━━━ Source records ━━━

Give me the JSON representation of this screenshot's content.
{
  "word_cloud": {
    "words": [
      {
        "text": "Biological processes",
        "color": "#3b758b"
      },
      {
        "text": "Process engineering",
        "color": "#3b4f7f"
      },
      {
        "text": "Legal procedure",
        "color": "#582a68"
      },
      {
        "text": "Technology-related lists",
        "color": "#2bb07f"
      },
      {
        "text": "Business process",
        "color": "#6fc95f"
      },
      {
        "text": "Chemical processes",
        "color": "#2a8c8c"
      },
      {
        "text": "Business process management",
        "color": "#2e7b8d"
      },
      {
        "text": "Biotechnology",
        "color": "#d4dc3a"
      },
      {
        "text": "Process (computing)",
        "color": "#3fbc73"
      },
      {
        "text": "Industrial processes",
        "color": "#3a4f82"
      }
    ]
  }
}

━━━

**Written task:** Reproduce the complete data exactly as presented above.

**Finished task:**
Give me the JSON representation of this screenshot's content.
{
  "word_cloud": {
    "words": [
      {
        "text": "Biological processes",
        "color": "#3b758b"
      },
      {
        "text": "Process engineering",
        "color": "#3b4f7f"
      },
      {
        "text": "Legal procedure",
        "color": "#582a68"
      },
      {
        "text": "Technology-related lists",
        "color": "#2bb07f"
      },
      {
        "text": "Business process",
        "color": "#6fc95f"
      },
      {
        "text": "Chemical processes",
        "color": "#2a8c8c"
      },
      {
        "text": "Business process management",
        "color": "#2e7b8d"
      },
      {
        "text": "Biotechnology",
        "color": "#d4dc3a"
      },
      {
        "text": "Process (computing)",
        "color": "#3fbc73"
      },
      {
        "text": "Industrial processes",
        "color": "#3a4f82"
      }
    ]
  }
}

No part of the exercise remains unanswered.